TEXT SHOWN:
== == ==

Slow-hand Lowe taps the brakes on the interest rate hikes

Slow-hand Lowe taps the brakes on the interest rate hikes

10/04/2022

In the 690 words used by Reserve Bank governor Philip Lowe to explain the institution’s decision to increase official interest rates by a quarter percentage point, only one is important.

The word – substantially – signals the bank, after lifting interest rates at their fastest rate since the Spice Girls formed in 1994, is starting to become a little wary about how the country deals with the combined impact of inflated mortgage repayments and global economic turmoil.

RBA governor Philip Lowe added one very important word to his usual statement explaining a smaller-than-expected interest rate increase.Credit:Alex Ellinghausen

The RBA hiked the cash rate half a percentage point at its past four meetings. Financial markets and most economists believed the trend would continue into October.

Lowe’s statement explaining its quarter percentage point hike on Tuesday was, to all intents and purposes, a copy of the statements he released following the August and September meetings. Except for that one word.

“The cash rate has been increased substantially in a short period of time,” he wrote.

“Reflecting this, the board decided to increase the cash rate by 25 basis points this month as it assesses the outlook for inflation and economic growth in Australia.”

In non-central bank talk, Lowe told borrowers (and savers) that the bank knows it’s whacked the country with a lot of interest rates, that there are more rate rises to come but it’s time to take the economy’s temperature.

The past four weeks have been a stormy one for the global economy, stretching from the Federal Reserve’s seeming intent to drive the United States into recession to the political and fiscal disaster that was the Truss government’s novel approach to budget management.

But these barely got a look-in with the Reserve.

Outside the word “substantially”, there were few differences between what Lowe was saying in September and what he said on Tuesday.

== == ==

PROBLEM DETAILS:
Reproduce the passage of the article on the Reserve Bank's rate decision, starting with "In the 690 words" and going on through "global economic turmoil.", and replace "official interest rates" with "the cash rate".

== == ==

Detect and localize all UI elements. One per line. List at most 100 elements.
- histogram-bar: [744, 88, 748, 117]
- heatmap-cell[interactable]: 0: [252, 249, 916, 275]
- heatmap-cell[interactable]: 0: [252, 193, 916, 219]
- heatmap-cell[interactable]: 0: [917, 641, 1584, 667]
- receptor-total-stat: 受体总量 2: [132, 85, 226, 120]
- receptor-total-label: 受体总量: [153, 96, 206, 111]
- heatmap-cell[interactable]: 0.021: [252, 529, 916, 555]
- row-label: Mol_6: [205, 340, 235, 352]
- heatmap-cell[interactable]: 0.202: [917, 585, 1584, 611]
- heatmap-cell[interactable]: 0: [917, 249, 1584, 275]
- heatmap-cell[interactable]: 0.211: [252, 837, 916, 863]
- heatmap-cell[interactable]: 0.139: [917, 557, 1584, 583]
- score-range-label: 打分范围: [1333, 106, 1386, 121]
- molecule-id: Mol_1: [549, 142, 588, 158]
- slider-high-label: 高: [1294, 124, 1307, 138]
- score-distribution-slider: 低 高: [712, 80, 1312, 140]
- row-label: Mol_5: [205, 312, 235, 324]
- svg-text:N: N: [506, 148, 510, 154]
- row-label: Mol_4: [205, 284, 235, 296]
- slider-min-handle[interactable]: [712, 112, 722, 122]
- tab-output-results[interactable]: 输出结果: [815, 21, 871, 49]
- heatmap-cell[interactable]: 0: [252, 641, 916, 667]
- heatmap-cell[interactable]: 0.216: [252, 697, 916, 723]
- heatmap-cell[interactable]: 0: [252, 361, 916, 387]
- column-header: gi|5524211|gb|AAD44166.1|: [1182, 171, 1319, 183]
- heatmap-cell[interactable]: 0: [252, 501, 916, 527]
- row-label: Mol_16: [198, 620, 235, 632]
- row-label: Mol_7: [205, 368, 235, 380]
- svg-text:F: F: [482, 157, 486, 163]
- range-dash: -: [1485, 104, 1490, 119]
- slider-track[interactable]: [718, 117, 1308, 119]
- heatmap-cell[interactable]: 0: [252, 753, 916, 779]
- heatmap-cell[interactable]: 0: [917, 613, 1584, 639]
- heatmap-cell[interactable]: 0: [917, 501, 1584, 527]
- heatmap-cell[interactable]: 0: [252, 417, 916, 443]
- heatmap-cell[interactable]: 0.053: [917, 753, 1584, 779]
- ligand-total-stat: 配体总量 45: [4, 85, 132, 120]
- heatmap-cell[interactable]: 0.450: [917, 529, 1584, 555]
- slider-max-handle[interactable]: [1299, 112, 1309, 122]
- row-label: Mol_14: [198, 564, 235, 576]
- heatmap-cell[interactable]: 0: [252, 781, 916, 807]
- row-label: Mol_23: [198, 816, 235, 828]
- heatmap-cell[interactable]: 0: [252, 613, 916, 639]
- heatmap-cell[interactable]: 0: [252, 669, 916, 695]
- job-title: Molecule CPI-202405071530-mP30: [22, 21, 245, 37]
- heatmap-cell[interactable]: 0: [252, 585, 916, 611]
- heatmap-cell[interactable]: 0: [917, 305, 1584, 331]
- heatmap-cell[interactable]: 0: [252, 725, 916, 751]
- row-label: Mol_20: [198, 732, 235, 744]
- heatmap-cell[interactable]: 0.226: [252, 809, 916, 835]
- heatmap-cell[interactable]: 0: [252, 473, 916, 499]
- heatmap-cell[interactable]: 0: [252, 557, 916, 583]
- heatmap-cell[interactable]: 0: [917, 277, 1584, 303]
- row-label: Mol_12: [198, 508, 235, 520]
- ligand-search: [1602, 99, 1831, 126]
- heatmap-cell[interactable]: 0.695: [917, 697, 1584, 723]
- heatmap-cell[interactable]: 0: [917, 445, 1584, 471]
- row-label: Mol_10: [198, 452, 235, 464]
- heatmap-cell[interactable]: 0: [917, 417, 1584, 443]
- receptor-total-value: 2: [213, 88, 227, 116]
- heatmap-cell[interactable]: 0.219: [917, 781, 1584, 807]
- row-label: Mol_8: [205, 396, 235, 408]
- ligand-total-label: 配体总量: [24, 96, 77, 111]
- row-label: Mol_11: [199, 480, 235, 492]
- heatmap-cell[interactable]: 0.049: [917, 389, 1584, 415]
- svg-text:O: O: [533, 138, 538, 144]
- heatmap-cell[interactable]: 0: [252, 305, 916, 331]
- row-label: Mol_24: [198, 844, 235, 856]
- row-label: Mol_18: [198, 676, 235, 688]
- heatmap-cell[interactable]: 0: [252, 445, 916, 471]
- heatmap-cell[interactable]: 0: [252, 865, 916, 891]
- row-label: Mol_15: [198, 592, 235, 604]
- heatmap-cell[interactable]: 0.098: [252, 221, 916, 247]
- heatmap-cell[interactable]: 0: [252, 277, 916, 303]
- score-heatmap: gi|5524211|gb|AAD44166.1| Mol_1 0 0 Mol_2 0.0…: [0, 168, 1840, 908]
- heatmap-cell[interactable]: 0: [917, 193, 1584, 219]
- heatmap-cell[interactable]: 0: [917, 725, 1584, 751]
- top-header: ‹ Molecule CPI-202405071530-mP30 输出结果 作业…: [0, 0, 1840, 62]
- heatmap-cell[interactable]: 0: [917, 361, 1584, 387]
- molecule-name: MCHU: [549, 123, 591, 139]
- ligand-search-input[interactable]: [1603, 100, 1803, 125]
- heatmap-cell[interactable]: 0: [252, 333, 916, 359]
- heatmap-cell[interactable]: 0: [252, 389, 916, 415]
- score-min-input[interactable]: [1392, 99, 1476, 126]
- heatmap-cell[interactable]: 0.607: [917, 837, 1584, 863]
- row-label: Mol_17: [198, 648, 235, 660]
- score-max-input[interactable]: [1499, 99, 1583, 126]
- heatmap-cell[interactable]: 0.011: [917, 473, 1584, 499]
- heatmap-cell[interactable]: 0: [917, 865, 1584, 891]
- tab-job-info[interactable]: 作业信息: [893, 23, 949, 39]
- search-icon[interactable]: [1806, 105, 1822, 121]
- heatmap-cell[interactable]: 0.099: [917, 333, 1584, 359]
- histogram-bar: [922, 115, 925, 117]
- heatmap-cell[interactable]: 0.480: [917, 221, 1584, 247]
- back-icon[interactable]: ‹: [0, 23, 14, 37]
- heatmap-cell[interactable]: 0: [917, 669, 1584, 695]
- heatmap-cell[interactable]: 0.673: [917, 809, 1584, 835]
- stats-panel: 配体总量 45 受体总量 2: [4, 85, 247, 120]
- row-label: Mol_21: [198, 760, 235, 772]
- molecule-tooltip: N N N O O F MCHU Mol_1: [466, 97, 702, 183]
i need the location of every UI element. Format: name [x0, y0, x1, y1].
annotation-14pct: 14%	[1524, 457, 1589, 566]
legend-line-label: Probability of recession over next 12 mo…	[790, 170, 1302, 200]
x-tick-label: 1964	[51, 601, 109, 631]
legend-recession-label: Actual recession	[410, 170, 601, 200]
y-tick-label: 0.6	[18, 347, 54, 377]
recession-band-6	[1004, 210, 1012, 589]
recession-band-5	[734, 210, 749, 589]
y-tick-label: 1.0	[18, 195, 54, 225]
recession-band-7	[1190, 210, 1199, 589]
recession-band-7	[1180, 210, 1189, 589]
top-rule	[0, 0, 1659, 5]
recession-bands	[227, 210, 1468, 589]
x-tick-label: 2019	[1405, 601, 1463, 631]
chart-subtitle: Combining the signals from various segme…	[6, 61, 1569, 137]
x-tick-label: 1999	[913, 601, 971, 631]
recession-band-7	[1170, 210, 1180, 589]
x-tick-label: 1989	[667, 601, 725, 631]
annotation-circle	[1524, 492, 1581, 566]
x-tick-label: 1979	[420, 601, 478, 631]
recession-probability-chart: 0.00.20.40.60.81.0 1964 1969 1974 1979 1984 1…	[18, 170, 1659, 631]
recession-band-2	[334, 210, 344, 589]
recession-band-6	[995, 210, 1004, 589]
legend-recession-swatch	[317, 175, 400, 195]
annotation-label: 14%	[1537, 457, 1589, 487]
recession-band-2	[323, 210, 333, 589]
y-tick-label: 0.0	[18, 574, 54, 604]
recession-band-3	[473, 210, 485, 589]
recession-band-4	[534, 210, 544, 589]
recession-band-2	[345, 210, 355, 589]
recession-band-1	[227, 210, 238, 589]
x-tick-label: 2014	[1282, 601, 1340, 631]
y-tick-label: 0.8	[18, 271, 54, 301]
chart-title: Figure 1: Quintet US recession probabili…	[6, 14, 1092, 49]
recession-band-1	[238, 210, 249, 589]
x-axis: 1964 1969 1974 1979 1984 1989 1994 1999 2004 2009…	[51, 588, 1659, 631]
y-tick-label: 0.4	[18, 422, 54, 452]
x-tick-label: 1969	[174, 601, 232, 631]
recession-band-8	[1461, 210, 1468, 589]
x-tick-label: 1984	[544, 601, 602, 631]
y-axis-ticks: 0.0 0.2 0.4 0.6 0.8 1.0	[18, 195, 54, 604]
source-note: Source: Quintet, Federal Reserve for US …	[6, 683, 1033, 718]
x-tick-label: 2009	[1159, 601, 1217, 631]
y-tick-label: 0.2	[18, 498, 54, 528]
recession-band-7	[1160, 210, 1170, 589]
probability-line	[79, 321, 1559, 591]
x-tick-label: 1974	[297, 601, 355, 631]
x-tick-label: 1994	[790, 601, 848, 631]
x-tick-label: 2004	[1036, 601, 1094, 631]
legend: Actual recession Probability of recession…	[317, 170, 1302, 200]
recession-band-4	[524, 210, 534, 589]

== == ==

REPLY:
In the 690 words used by Reserve Bank governor Philip Lowe to explain the institution’s decision to increase the cash rate by a quarter percentage point, only one is important.

The word – substantially – signals the bank, after lifting interest rates at their fastest rate since the Spice Girls formed in 1994, is starting to become a little wary about how the country deals with the combined impact of inflated mortgage repayments and global economic turmoil.